Select every line holding the word "daarbij" and copy it.

EXCERPTED DATA ::

- - - - -

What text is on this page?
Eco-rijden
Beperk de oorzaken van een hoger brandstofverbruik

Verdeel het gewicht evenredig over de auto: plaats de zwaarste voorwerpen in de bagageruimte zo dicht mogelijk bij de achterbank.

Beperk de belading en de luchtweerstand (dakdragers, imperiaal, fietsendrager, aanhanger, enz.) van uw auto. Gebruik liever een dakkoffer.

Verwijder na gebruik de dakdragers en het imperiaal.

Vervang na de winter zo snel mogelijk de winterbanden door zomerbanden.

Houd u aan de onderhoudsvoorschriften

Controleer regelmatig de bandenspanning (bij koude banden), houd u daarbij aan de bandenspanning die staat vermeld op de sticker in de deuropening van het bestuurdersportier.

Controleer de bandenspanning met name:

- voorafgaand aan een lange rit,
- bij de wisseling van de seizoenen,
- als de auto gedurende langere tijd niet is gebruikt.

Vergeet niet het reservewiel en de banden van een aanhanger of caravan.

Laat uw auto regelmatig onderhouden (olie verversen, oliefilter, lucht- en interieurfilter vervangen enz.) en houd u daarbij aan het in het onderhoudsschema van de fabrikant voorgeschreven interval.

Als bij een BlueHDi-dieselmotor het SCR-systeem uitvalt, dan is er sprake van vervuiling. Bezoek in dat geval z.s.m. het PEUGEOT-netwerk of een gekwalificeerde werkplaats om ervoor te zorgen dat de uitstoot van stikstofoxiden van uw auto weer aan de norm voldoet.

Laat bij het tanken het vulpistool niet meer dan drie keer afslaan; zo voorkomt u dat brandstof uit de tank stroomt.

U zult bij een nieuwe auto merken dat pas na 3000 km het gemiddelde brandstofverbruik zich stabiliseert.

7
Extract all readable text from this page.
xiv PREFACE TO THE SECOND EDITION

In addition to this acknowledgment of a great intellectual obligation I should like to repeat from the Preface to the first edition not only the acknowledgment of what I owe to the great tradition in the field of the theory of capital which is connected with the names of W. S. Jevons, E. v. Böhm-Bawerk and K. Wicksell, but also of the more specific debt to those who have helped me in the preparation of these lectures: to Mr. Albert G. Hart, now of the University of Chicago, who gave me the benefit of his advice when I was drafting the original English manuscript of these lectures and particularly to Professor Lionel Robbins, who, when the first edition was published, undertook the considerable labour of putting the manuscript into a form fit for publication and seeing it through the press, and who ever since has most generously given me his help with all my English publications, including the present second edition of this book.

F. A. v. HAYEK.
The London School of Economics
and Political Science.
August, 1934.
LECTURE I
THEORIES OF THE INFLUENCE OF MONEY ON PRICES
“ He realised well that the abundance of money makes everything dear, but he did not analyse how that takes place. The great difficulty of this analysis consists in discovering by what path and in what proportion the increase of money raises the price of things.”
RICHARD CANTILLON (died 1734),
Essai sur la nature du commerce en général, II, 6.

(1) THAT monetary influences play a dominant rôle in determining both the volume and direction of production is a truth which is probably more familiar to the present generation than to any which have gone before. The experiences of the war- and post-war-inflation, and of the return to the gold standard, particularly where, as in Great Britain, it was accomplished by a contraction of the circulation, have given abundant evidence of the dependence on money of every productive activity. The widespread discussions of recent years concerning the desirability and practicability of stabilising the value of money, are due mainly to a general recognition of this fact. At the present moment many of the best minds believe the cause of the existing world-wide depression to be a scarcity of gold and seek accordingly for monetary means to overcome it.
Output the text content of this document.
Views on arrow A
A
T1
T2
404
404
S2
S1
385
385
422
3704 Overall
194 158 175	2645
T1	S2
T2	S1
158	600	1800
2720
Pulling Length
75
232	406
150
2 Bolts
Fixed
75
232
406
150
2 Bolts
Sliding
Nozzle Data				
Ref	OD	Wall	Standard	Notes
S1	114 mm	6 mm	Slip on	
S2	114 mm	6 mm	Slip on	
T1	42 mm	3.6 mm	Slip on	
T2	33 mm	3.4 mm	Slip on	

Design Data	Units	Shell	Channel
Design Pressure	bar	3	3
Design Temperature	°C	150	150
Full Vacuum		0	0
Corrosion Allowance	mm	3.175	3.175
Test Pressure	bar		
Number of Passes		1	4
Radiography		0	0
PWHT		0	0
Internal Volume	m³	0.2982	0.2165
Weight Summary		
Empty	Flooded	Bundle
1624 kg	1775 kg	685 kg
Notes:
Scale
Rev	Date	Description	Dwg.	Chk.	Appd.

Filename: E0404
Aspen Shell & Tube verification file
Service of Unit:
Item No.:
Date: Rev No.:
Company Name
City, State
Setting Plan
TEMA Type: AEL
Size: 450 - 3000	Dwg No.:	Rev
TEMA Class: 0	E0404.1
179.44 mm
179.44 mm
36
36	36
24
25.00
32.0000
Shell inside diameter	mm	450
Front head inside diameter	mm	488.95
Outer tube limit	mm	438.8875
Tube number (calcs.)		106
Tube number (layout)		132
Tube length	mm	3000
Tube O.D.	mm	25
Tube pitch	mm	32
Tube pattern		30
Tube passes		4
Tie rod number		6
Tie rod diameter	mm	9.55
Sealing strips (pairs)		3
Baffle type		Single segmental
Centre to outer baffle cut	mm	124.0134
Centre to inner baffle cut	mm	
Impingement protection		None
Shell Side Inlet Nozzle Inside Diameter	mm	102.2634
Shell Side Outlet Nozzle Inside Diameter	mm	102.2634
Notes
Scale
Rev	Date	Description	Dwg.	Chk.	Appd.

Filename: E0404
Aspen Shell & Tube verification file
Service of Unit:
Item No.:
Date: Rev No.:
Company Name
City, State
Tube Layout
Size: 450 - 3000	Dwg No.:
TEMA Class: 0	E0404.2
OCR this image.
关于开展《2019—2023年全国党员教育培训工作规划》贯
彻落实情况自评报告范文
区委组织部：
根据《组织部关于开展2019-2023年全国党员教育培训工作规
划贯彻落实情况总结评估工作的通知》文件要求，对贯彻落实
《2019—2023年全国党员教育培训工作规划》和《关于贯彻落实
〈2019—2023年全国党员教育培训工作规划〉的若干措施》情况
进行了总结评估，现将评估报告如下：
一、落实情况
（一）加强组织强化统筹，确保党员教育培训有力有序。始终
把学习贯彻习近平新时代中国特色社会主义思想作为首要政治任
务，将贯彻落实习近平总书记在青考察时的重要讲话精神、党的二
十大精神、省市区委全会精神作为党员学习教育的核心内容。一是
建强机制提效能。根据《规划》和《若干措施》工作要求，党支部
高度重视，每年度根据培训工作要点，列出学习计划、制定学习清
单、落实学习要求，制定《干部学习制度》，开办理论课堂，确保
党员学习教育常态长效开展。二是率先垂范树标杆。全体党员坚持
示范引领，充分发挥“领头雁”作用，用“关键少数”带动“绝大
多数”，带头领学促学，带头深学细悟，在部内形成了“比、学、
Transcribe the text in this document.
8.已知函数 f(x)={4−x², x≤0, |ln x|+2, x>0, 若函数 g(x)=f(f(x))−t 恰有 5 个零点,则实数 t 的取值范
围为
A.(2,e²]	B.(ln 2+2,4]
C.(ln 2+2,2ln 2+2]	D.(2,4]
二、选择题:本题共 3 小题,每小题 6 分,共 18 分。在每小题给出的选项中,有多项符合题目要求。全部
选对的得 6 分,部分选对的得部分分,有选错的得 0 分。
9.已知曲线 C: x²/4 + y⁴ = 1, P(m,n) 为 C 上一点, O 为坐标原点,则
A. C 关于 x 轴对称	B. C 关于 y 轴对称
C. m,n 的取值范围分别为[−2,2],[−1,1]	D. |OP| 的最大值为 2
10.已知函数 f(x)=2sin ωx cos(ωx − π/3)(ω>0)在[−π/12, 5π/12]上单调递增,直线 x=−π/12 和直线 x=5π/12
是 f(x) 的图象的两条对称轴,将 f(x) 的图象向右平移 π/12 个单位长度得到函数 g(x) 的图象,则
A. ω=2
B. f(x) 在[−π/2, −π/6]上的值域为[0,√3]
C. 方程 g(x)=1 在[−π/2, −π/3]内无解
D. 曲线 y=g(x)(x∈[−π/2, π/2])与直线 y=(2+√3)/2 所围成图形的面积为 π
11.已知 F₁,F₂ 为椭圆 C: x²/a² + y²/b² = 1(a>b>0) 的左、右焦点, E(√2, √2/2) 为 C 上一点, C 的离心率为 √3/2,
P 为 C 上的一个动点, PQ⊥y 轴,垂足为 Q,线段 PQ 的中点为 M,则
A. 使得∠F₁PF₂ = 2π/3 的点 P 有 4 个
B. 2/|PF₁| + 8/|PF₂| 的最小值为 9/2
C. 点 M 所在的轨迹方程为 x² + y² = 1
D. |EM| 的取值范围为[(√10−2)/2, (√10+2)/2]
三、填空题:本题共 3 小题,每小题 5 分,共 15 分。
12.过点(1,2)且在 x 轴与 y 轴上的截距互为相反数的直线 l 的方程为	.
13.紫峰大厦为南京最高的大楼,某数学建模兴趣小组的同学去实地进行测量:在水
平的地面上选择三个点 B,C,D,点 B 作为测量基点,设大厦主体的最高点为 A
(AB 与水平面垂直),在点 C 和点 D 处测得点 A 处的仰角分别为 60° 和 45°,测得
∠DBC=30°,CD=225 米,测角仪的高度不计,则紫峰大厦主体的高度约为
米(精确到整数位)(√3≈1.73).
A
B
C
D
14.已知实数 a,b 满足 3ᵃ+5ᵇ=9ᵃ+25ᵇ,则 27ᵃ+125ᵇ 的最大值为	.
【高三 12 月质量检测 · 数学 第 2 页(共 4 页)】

- - - - -

RESPONSE BELOW ::
Controleer regelmatig de bandenspanning (bij koude banden), houd u daarbij aan de bandenspanning die staat vermeld op de sticker in de deuropening van het bestuurdersportier.
Laat uw auto regelmatig onderhouden (olie verversen, oliefilter, lucht- en interieurfilter vervangen enz.) en houd u daarbij aan het in het onderhoudsschema van de fabrikant voorgeschreven interval.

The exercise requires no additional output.